**WHAT THIS TASK INVOLVES:** Any pictures in the records below should be skipped; write out everything else exactly.

(Records excerpted from a collection)
-.-.-

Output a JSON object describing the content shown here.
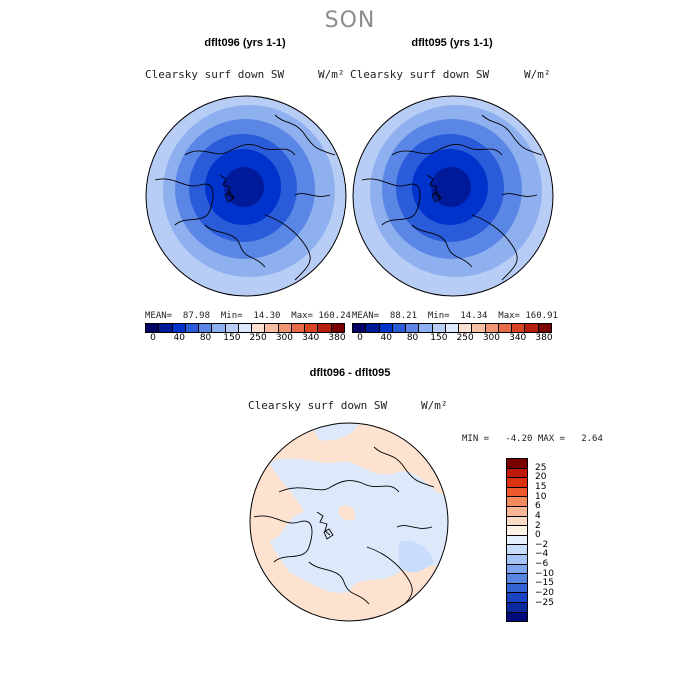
{
  "season": "SON",
  "panels": [
    {
      "title": "dflt096 (yrs 1-1)",
      "variable": "Clearsky surf down SW",
      "units": "W/m²",
      "stats": "MEAN=  87.98  Min=  14.30  Max= 160.24"
    },
    {
      "title": "dflt095 (yrs 1-1)",
      "variable": "Clearsky surf down SW",
      "units": "W/m²",
      "stats": "MEAN=  88.21  Min=  14.34  Max= 160.91"
    }
  ],
  "diff_panel": {
    "title": "dflt096 - dflt095",
    "variable": "Clearsky surf down SW",
    "units": "W/m²",
    "stats": "MIN =   -4.20 MAX =   2.64"
  },
  "colorbar_top": {
    "colors": [
      "#000066",
      "#001a99",
      "#0033cc",
      "#2a5bd9",
      "#5a87e6",
      "#8fb0ef",
      "#b7cdf6",
      "#dce8fb",
      "#fbe0d0",
      "#f6bfa3",
      "#ef9576",
      "#e66a4a",
      "#d84324",
      "#b51f10",
      "#7a0000"
    ],
    "tick_labels": [
      "0",
      "40",
      "80",
      "150",
      "250",
      "300",
      "340",
      "380"
    ]
  },
  "colorbar_diff": {
    "colors": [
      "#7a0000",
      "#c01a0a",
      "#dc3212",
      "#ef5a2c",
      "#f58b5c",
      "#f9b796",
      "#fcdcc6",
      "#fff3e6",
      "#e6f0ff",
      "#c8dcfb",
      "#a5c3f6",
      "#7ea5ee",
      "#5884e2",
      "#3362d4",
      "#1a44c2",
      "#0a2a9e",
      "#000a7a"
    ],
    "tick_labels": [
      "25",
      "20",
      "15",
      "10",
      "6",
      "4",
      "2",
      "0",
      "−2",
      "−4",
      "−6",
      "−10",
      "−15",
      "−20",
      "−25"
    ]
  },
  "chart_data": [
    {
      "type": "heatmap",
      "title": "dflt096 (yrs 1-1)",
      "variable": "Clearsky surf down SW",
      "units": "W/m²",
      "projection": "polar stereographic (north)",
      "mean": 87.98,
      "min": 14.3,
      "max": 160.24,
      "contour_levels": [
        0,
        40,
        80,
        150,
        250,
        300,
        340,
        380
      ]
    },
    {
      "type": "heatmap",
      "title": "dflt095 (yrs 1-1)",
      "variable": "Clearsky surf down SW",
      "units": "W/m²",
      "projection": "polar stereographic (north)",
      "mean": 88.21,
      "min": 14.34,
      "max": 160.91,
      "contour_levels": [
        0,
        40,
        80,
        150,
        250,
        300,
        340,
        380
      ]
    },
    {
      "type": "heatmap",
      "title": "dflt096 - dflt095",
      "variable": "Clearsky surf down SW",
      "units": "W/m²",
      "projection": "polar stereographic (north)",
      "min": -4.2,
      "max": 2.64,
      "contour_levels": [
        -25,
        -20,
        -15,
        -10,
        -6,
        -4,
        -2,
        0,
        2,
        4,
        6,
        10,
        15,
        20,
        25
      ]
    }
  ]
}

-.-.-

**RESULT:**
Output a JSON object describing the content shown here.
{
  "season": "SON",
  "panels": [
    {
      "title": "dflt096 (yrs 1-1)",
      "variable": "Clearsky surf down SW",
      "units": "W/m²",
      "stats": "MEAN=  87.98  Min=  14.30  Max= 160.24"
    },
    {
      "title": "dflt095 (yrs 1-1)",
      "variable": "Clearsky surf down SW",
      "units": "W/m²",
      "stats": "MEAN=  88.21  Min=  14.34  Max= 160.91"
    }
  ],
  "diff_panel": {
    "title": "dflt096 - dflt095",
    "variable": "Clearsky surf down SW",
    "units": "W/m²",
    "stats": "MIN =   -4.20 MAX =   2.64"
  },
  "colorbar_top": {
    "colors": [
      "#000066",
      "#001a99",
      "#0033cc",
      "#2a5bd9",
      "#5a87e6",
      "#8fb0ef",
      "#b7cdf6",
      "#dce8fb",
      "#fbe0d0",
      "#f6bfa3",
      "#ef9576",
      "#e66a4a",
      "#d84324",
      "#b51f10",
      "#7a0000"
    ],
    "tick_labels": [
      "0",
      "40",
      "80",
      "150",
      "250",
      "300",
      "340",
      "380"
    ]
  },
  "colorbar_diff": {
    "colors": [
      "#7a0000",
      "#c01a0a",
      "#dc3212",
      "#ef5a2c",
      "#f58b5c",
      "#f9b796",
      "#fcdcc6",
      "#fff3e6",
      "#e6f0ff",
      "#c8dcfb",
      "#a5c3f6",
      "#7ea5ee",
      "#5884e2",
      "#3362d4",
      "#1a44c2",
      "#0a2a9e",
      "#000a7a"
    ],
    "tick_labels": [
      "25",
      "20",
      "15",
      "10",
      "6",
      "4",
      "2",
      "0",
      "−2",
      "−4",
      "−6",
      "−10",
      "−15",
      "−20",
      "−25"
    ]
  },
  "chart_data": [
    {
      "type": "heatmap",
      "title": "dflt096 (yrs 1-1)",
      "variable": "Clearsky surf down SW",
      "units": "W/m²",
      "projection": "polar stereographic (north)",
      "mean": 87.98,
      "min": 14.3,
      "max": 160.24,
      "contour_levels": [
        0,
        40,
        80,
        150,
        250,
        300,
        340,
        380
      ]
    },
    {
      "type": "heatmap",
      "title": "dflt095 (yrs 1-1)",
      "variable": "Clearsky surf down SW",
      "units": "W/m²",
      "projection": "polar stereographic (north)",
      "mean": 88.21,
      "min": 14.34,
      "max": 160.91,
      "contour_levels": [
        0,
        40,
        80,
        150,
        250,
        300,
        340,
        380
      ]
    },
    {
      "type": "heatmap",
      "title": "dflt096 - dflt095",
      "variable": "Clearsky surf down SW",
      "units": "W/m²",
      "projection": "polar stereographic (north)",
      "min": -4.2,
      "max": 2.64,
      "contour_levels": [
        -25,
        -20,
        -15,
        -10,
        -6,
        -4,
        -2,
        0,
        2,
        4,
        6,
        10,
        15,
        20,
        25
      ]
    }
  ]
}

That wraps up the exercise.